> _Directive_:
Check each line of the material below for "text". Report how many have it, with no other words.

> _Material provided_:
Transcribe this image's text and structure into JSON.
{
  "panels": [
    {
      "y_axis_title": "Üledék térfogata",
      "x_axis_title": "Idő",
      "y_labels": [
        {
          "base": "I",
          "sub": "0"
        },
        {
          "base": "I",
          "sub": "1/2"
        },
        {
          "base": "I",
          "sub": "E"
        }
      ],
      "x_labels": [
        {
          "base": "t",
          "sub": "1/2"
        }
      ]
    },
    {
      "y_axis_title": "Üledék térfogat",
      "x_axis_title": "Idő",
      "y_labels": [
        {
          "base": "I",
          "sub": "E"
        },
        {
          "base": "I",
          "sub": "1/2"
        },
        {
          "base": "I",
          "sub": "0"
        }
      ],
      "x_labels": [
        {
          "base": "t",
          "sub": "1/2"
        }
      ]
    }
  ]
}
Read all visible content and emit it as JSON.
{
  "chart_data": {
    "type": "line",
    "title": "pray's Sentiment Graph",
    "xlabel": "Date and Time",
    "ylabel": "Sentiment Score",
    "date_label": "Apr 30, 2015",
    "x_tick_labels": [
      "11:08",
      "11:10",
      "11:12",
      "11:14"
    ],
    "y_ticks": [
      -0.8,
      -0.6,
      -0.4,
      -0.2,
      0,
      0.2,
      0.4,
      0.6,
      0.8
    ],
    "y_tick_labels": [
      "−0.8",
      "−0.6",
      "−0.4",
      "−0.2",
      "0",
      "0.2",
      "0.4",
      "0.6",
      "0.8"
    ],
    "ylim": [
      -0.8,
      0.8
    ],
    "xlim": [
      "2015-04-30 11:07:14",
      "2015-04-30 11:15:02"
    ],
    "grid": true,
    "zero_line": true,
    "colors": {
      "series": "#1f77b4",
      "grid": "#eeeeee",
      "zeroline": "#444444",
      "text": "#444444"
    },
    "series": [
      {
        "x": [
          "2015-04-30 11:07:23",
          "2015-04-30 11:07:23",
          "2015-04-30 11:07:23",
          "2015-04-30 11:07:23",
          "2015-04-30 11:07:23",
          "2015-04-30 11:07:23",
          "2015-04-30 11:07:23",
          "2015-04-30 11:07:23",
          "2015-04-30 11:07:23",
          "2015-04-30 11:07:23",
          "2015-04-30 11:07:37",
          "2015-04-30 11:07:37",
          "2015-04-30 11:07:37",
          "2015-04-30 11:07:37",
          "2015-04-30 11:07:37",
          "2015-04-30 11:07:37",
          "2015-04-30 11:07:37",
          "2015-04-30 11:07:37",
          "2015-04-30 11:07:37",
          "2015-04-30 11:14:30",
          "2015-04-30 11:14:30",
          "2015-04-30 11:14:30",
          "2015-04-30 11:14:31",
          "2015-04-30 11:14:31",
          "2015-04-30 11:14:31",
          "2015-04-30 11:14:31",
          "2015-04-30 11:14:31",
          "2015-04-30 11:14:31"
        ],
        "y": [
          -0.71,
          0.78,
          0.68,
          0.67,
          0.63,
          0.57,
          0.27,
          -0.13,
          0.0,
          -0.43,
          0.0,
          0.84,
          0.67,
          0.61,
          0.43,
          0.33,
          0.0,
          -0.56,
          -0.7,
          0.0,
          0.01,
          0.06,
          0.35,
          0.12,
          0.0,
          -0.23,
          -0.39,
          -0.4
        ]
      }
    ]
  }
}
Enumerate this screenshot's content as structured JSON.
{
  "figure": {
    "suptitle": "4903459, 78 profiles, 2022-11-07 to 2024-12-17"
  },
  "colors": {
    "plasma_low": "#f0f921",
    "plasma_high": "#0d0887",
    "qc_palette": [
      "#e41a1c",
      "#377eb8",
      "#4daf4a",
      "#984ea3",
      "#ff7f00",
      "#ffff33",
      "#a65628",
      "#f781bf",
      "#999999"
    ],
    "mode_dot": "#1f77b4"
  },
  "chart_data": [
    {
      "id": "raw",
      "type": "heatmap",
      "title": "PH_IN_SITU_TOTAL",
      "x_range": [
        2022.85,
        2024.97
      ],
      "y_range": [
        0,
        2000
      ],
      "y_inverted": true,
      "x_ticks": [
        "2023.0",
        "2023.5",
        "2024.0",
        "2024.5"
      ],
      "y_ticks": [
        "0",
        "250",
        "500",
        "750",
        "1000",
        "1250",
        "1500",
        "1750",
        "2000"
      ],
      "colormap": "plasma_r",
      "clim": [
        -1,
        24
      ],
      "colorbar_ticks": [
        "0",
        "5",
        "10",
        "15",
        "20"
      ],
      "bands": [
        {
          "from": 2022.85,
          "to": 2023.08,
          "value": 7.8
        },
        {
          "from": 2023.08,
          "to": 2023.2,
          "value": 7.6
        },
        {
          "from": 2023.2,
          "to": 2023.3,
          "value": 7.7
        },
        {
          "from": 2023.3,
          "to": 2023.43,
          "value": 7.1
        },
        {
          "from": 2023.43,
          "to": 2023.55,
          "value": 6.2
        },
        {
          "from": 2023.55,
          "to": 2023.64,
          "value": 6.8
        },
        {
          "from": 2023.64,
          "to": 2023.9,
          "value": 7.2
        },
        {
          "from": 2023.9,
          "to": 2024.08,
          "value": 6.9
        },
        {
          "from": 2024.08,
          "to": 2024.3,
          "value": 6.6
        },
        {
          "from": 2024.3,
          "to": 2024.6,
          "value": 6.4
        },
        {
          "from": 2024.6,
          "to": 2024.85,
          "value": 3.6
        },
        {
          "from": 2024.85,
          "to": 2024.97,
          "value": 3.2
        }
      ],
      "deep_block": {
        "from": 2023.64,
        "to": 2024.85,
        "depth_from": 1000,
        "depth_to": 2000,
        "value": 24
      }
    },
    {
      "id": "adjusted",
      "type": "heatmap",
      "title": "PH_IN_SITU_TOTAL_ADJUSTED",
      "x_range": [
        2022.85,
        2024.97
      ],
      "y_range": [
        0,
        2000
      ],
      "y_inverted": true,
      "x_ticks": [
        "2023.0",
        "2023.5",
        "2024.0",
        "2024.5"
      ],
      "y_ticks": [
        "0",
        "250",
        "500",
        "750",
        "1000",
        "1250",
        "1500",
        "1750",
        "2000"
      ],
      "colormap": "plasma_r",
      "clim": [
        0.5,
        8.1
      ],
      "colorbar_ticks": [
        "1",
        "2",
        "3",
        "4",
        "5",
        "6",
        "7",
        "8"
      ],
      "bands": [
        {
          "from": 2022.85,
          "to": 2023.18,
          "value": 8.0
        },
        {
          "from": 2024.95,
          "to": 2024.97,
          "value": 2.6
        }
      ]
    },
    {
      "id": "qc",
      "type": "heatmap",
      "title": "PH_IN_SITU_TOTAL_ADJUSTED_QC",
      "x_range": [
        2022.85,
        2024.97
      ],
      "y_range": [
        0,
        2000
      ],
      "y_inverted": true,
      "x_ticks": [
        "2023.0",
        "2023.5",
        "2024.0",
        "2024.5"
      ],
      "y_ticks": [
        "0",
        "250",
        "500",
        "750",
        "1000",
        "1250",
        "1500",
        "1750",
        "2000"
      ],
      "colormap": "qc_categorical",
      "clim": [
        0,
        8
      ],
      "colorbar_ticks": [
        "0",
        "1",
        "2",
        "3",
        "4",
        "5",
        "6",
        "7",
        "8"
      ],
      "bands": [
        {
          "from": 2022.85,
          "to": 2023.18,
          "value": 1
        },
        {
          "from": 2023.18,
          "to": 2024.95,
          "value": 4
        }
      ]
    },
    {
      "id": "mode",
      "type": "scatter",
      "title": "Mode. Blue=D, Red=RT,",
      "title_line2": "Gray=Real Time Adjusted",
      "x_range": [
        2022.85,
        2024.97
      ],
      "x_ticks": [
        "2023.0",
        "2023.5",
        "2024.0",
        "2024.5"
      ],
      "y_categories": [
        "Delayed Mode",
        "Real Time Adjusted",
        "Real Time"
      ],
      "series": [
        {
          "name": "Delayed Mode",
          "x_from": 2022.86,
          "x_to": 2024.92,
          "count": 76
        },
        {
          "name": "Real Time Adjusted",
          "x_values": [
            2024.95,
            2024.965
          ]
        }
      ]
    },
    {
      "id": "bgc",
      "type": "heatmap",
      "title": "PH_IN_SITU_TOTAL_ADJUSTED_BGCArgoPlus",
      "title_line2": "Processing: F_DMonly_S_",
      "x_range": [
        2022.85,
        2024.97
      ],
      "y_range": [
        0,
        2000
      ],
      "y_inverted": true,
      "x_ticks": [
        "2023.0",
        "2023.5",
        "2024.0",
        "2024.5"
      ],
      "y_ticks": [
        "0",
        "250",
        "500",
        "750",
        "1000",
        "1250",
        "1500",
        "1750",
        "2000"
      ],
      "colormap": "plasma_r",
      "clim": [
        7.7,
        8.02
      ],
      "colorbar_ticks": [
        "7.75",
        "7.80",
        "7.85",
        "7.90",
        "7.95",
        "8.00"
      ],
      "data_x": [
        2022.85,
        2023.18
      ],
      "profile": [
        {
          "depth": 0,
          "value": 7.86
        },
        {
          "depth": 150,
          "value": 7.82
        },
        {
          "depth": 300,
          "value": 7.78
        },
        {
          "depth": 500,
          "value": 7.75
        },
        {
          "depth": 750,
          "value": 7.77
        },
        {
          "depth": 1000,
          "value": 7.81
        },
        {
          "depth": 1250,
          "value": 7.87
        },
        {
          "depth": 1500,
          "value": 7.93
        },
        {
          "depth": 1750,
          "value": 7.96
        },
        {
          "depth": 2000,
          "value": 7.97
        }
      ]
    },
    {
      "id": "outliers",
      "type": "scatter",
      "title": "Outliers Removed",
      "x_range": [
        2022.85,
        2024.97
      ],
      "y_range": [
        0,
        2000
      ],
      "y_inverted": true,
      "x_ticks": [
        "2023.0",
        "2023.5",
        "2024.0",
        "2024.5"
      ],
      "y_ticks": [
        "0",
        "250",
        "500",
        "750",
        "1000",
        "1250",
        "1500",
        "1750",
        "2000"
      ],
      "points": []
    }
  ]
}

---

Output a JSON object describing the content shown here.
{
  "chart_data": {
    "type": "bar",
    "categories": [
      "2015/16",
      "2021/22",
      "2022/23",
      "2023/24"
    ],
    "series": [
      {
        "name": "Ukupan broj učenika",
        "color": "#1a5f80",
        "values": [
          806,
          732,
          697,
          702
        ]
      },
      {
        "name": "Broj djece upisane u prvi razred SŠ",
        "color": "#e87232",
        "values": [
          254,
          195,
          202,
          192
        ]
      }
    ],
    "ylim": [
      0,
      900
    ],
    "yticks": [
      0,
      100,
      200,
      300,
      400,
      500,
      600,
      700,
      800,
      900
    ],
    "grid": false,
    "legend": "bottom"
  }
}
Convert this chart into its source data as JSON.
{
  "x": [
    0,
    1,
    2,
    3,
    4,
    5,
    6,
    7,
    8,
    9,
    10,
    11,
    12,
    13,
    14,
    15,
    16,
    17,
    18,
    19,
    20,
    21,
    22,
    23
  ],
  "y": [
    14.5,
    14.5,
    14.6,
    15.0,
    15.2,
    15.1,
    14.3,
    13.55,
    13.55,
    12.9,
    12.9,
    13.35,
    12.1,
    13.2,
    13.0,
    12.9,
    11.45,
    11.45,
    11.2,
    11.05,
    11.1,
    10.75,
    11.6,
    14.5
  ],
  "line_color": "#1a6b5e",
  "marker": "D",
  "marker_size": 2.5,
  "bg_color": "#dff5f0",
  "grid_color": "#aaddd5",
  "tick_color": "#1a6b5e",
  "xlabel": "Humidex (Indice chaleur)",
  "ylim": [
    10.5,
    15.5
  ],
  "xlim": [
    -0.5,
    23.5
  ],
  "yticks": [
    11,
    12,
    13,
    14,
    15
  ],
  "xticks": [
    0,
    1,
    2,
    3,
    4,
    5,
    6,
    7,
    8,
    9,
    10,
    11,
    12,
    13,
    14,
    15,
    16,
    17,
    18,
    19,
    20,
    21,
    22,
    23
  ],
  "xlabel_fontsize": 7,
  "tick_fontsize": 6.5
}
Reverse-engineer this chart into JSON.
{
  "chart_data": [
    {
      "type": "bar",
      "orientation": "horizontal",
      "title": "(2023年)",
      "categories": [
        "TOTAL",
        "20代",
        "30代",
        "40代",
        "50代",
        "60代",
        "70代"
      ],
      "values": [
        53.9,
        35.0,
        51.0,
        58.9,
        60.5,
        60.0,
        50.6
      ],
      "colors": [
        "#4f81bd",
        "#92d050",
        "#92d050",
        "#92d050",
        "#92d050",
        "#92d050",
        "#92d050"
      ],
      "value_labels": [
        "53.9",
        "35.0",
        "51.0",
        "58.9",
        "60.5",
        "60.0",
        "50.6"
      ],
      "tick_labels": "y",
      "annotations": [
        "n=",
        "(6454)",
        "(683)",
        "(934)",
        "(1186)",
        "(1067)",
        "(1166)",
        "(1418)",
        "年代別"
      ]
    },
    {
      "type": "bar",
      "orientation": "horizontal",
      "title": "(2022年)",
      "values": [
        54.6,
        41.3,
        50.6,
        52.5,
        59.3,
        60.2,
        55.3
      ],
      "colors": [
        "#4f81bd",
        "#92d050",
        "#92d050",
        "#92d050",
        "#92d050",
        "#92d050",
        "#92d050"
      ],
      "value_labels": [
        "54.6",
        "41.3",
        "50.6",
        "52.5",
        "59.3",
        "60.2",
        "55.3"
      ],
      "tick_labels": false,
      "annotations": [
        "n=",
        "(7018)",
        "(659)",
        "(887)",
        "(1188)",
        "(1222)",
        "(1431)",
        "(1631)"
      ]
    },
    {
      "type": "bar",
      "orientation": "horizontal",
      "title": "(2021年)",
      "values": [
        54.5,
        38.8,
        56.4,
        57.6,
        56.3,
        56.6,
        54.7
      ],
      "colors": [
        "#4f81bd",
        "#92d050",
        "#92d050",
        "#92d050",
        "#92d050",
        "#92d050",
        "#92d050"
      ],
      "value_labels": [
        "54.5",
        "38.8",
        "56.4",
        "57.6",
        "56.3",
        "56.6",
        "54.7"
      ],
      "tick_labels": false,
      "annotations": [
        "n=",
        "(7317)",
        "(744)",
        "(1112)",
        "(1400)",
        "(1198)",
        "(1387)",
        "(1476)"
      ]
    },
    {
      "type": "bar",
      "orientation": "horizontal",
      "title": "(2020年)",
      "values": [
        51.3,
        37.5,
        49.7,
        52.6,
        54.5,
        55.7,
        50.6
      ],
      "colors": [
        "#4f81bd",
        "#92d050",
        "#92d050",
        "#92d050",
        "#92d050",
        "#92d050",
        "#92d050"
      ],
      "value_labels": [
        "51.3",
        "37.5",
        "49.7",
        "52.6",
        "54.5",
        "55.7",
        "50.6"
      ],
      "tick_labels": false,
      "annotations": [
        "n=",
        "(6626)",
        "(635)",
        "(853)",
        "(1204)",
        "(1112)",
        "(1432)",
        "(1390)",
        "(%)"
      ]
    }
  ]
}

> _Task result_:
2